[begin Records provided]
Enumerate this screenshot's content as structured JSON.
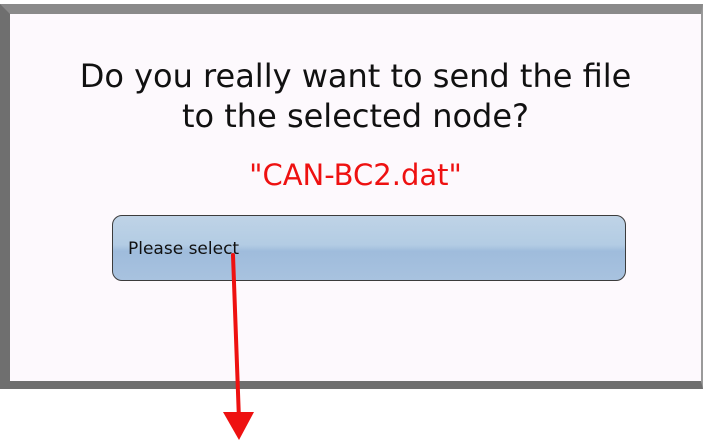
{
  "dialog": {
    "question_line1": "Do you really want to send the file",
    "question_line2": "to the selected node?",
    "filename": "\"CAN-BC2.dat\"",
    "select": {
      "value": "Please select"
    }
  },
  "colors": {
    "filename": "#ee1111",
    "annotation_arrow": "#ee1111",
    "select_fill": "#b3cce4",
    "panel_bg": "#fdf9fd"
  },
  "icons": {
    "annotation": "red-arrow-down-icon"
  }
}
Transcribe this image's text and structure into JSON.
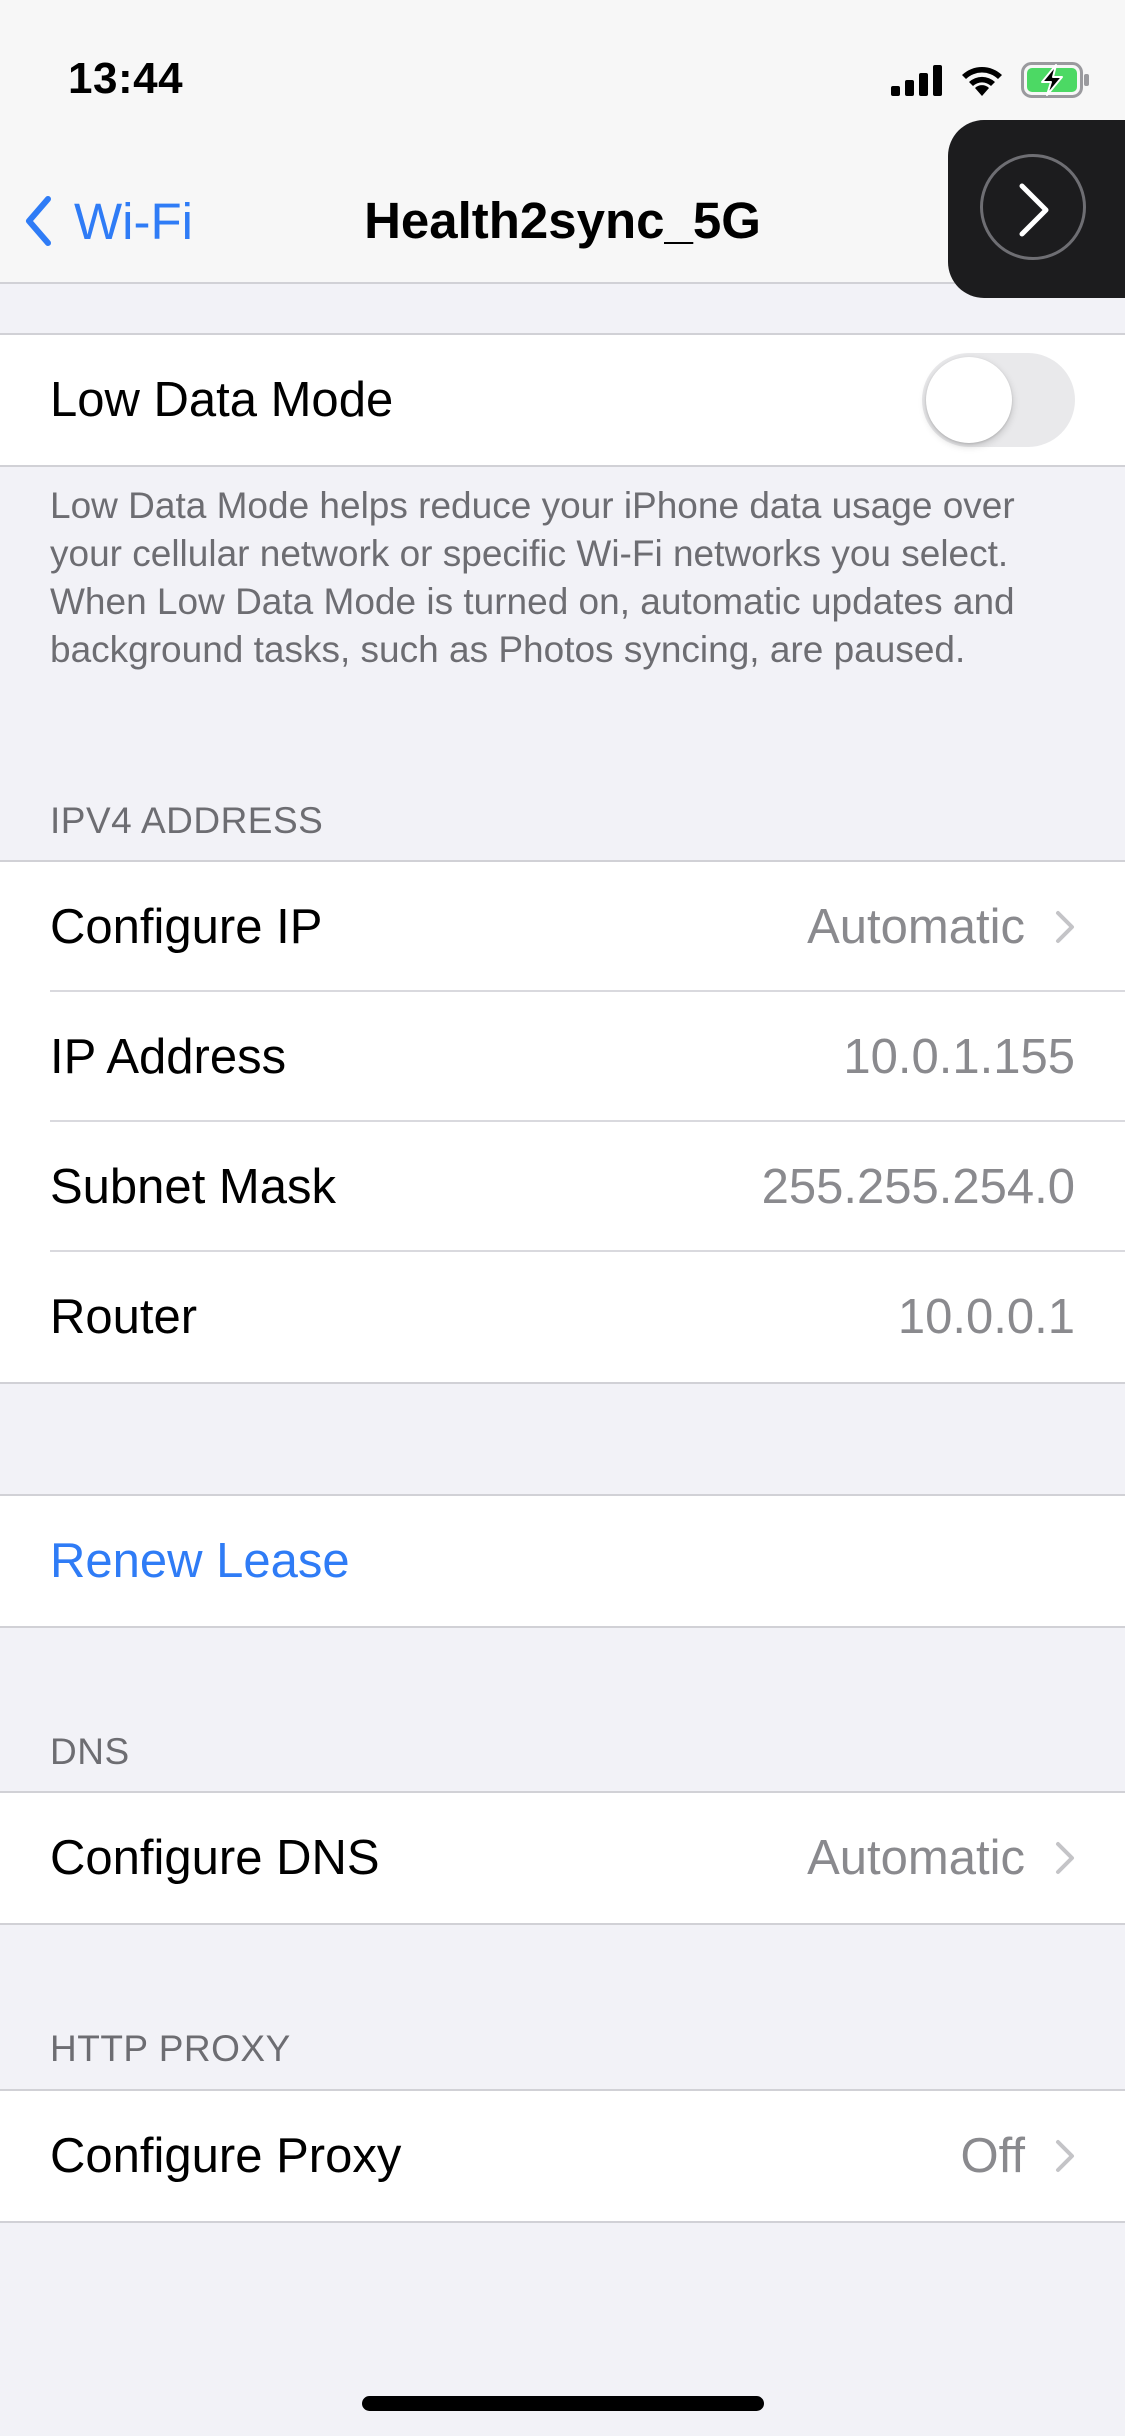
{
  "status_bar": {
    "time": "13:44",
    "icons": [
      "cellular-signal-icon",
      "wifi-icon",
      "battery-charging-icon"
    ]
  },
  "nav": {
    "back_label": "Wi-Fi",
    "title": "Health2sync_5G"
  },
  "low_data_mode": {
    "label": "Low Data Mode",
    "enabled": false,
    "footer": "Low Data Mode helps reduce your iPhone data usage over your cellular network or specific Wi-Fi networks you select. When Low Data Mode is turned on, automatic updates and background tasks, such as Photos syncing, are paused."
  },
  "ipv4": {
    "header": "IPV4 ADDRESS",
    "rows": [
      {
        "label": "Configure IP",
        "value": "Automatic"
      },
      {
        "label": "IP Address",
        "value": "10.0.1.155"
      },
      {
        "label": "Subnet Mask",
        "value": "255.255.254.0"
      },
      {
        "label": "Router",
        "value": "10.0.0.1"
      }
    ]
  },
  "renew": {
    "label": "Renew Lease"
  },
  "dns": {
    "header": "DNS",
    "label": "Configure DNS",
    "value": "Automatic"
  },
  "proxy": {
    "header": "HTTP PROXY",
    "label": "Configure Proxy",
    "value": "Off"
  },
  "colors": {
    "accent": "#2f7cf6",
    "background": "#f2f2f7",
    "secondary_text": "#8a8a8e",
    "battery_charging": "#4cd964"
  }
}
[end Records provided]
* Requirement
From the line containing "Transcribe this image's" through the last line of the records, both included, output those lines exactly and nothing else; skip the pictures.

* Solution to this task
Transcribe this image's text and structure into JSON.
{
  "status_bar": {
    "time": "13:44",
    "icons": [
      "cellular-signal-icon",
      "wifi-icon",
      "battery-charging-icon"
    ]
  },
  "nav": {
    "back_label": "Wi-Fi",
    "title": "Health2sync_5G"
  },
  "low_data_mode": {
    "label": "Low Data Mode",
    "enabled": false,
    "footer": "Low Data Mode helps reduce your iPhone data usage over your cellular network or specific Wi-Fi networks you select. When Low Data Mode is turned on, automatic updates and background tasks, such as Photos syncing, are paused."
  },
  "ipv4": {
    "header": "IPV4 ADDRESS",
    "rows": [
      {
        "label": "Configure IP",
        "value": "Automatic"
      },
      {
        "label": "IP Address",
        "value": "10.0.1.155"
      },
      {
        "label": "Subnet Mask",
        "value": "255.255.254.0"
      },
      {
        "label": "Router",
        "value": "10.0.0.1"
      }
    ]
  },
  "renew": {
    "label": "Renew Lease"
  },
  "dns": {
    "header": "DNS",
    "label": "Configure DNS",
    "value": "Automatic"
  },
  "proxy": {
    "header": "HTTP PROXY",
    "label": "Configure Proxy",
    "value": "Off"
  },
  "colors": {
    "accent": "#2f7cf6",
    "background": "#f2f2f7",
    "secondary_text": "#8a8a8e",
    "battery_charging": "#4cd964"
  }
}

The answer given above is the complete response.